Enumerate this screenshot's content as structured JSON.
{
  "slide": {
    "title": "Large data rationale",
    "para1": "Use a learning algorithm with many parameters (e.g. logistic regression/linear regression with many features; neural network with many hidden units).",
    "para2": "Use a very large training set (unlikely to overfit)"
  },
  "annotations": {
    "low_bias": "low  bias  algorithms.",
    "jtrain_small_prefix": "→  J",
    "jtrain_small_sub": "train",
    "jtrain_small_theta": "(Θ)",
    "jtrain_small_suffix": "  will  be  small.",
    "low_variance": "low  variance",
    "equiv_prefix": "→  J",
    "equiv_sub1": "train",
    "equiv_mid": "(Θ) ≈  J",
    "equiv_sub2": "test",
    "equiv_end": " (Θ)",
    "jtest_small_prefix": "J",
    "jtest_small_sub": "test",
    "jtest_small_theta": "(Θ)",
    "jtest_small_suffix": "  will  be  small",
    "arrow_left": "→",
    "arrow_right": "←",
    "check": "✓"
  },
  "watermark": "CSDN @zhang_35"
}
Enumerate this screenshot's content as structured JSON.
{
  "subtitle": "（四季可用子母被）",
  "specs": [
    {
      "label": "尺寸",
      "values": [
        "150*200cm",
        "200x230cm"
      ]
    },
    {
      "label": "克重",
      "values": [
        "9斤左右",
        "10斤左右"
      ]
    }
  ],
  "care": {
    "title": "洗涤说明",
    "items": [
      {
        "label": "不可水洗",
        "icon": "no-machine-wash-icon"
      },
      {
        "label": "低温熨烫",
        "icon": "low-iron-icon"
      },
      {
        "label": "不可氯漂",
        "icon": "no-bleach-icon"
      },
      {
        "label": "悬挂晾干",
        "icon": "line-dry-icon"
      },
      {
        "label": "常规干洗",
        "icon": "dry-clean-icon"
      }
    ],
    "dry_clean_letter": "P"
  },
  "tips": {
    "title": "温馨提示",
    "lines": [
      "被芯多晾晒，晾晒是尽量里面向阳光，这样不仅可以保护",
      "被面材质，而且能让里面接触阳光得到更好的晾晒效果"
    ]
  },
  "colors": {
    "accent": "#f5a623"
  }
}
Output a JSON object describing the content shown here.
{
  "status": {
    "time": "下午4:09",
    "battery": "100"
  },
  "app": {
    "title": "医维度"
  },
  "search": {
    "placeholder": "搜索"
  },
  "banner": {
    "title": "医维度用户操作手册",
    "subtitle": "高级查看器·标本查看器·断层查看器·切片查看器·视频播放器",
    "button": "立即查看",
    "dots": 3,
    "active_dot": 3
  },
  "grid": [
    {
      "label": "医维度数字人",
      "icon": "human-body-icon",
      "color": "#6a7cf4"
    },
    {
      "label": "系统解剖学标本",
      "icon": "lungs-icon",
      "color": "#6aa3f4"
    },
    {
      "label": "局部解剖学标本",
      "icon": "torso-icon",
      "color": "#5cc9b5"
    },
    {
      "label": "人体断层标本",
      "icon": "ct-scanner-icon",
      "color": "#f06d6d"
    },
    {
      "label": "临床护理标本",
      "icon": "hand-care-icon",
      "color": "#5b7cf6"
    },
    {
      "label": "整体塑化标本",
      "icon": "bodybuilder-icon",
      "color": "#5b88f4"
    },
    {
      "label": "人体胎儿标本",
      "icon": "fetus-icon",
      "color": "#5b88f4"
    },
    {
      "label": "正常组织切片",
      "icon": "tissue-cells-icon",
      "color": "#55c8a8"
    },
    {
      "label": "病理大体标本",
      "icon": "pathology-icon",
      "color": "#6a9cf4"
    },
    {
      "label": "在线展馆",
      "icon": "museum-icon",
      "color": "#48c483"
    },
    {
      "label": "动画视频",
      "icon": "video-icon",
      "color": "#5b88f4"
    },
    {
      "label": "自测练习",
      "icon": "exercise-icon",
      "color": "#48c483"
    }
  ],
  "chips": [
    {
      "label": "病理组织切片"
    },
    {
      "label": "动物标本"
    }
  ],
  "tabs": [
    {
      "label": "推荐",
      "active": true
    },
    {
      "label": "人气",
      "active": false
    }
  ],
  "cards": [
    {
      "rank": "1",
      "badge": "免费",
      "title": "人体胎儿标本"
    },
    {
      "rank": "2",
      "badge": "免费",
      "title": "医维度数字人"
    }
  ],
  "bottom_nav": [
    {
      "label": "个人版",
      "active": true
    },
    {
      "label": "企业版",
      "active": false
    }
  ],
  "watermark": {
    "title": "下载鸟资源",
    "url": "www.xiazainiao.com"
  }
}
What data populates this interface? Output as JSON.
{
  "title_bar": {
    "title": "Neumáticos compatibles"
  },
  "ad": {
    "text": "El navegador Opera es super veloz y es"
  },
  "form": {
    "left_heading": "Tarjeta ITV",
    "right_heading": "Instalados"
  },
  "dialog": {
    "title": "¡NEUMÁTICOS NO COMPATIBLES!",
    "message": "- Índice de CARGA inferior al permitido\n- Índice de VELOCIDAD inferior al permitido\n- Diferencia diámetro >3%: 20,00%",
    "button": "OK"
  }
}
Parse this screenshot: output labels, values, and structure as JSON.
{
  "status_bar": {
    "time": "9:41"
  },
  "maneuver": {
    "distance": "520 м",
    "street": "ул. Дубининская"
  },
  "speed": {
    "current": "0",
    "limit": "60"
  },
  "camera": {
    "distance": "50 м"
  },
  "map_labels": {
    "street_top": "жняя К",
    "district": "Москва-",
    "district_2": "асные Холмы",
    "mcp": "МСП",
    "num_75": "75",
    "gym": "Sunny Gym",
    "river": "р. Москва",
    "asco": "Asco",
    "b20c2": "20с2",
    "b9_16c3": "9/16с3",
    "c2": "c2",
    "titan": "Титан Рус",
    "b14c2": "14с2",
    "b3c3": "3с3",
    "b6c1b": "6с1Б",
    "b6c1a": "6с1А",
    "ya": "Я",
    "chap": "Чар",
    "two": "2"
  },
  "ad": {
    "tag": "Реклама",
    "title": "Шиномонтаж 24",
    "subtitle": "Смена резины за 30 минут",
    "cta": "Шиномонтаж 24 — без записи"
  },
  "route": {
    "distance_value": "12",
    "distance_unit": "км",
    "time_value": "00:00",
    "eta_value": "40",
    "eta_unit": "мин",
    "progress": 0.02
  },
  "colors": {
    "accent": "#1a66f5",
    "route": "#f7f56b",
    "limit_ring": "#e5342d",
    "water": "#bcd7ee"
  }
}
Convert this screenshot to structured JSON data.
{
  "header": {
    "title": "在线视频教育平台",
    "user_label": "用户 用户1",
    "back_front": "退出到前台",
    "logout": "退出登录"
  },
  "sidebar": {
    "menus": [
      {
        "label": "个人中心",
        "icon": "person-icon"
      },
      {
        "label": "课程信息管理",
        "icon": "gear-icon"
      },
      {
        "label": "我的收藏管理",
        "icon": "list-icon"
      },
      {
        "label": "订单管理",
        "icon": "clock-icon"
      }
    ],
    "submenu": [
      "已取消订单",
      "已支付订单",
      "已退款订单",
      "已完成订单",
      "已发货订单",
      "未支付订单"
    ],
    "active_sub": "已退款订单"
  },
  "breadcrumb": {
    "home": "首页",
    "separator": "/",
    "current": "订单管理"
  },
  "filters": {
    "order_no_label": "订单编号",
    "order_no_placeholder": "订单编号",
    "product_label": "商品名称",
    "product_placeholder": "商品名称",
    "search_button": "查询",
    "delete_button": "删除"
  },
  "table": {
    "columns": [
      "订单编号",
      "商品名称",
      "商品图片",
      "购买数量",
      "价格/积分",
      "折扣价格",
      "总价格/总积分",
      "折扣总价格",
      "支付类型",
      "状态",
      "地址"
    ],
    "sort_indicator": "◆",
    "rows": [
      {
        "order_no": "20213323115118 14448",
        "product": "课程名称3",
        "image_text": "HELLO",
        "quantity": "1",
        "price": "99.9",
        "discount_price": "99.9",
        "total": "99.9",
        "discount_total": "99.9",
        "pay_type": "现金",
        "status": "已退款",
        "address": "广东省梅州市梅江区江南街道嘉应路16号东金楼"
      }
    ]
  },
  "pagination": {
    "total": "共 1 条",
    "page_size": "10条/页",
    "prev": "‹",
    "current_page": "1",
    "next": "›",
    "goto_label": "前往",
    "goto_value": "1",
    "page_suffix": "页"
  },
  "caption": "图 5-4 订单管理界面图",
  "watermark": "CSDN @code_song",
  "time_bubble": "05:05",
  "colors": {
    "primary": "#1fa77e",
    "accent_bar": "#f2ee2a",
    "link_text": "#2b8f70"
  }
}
• • • • • • •
Challenge ::
Return the lines from the line containing "Convert this screenshot" to the end of the entries above, exactly as they appear and with no other output.

Solution to this task ::
Convert this screenshot to structured JSON data.
{
  "header": {
    "title": "在线视频教育平台",
    "user_label": "用户 用户1",
    "back_front": "退出到前台",
    "logout": "退出登录"
  },
  "sidebar": {
    "menus": [
      {
        "label": "个人中心",
        "icon": "person-icon"
      },
      {
        "label": "课程信息管理",
        "icon": "gear-icon"
      },
      {
        "label": "我的收藏管理",
        "icon": "list-icon"
      },
      {
        "label": "订单管理",
        "icon": "clock-icon"
      }
    ],
    "submenu": [
      "已取消订单",
      "已支付订单",
      "已退款订单",
      "已完成订单",
      "已发货订单",
      "未支付订单"
    ],
    "active_sub": "已退款订单"
  },
  "breadcrumb": {
    "home": "首页",
    "separator": "/",
    "current": "订单管理"
  },
  "filters": {
    "order_no_label": "订单编号",
    "order_no_placeholder": "订单编号",
    "product_label": "商品名称",
    "product_placeholder": "商品名称",
    "search_button": "查询",
    "delete_button": "删除"
  },
  "table": {
    "columns": [
      "订单编号",
      "商品名称",
      "商品图片",
      "购买数量",
      "价格/积分",
      "折扣价格",
      "总价格/总积分",
      "折扣总价格",
      "支付类型",
      "状态",
      "地址"
    ],
    "sort_indicator": "◆",
    "rows": [
      {
        "order_no": "20213323115118 14448",
        "product": "课程名称3",
        "image_text": "HELLO",
        "quantity": "1",
        "price": "99.9",
        "discount_price": "99.9",
        "total": "99.9",
        "discount_total": "99.9",
        "pay_type": "现金",
        "status": "已退款",
        "address": "广东省梅州市梅江区江南街道嘉应路16号东金楼"
      }
    ]
  },
  "pagination": {
    "total": "共 1 条",
    "page_size": "10条/页",
    "prev": "‹",
    "current_page": "1",
    "next": "›",
    "goto_label": "前往",
    "goto_value": "1",
    "page_suffix": "页"
  },
  "caption": "图 5-4 订单管理界面图",
  "watermark": "CSDN @code_song",
  "time_bubble": "05:05",
  "colors": {
    "primary": "#1fa77e",
    "accent_bar": "#f2ee2a",
    "link_text": "#2b8f70"
  }
}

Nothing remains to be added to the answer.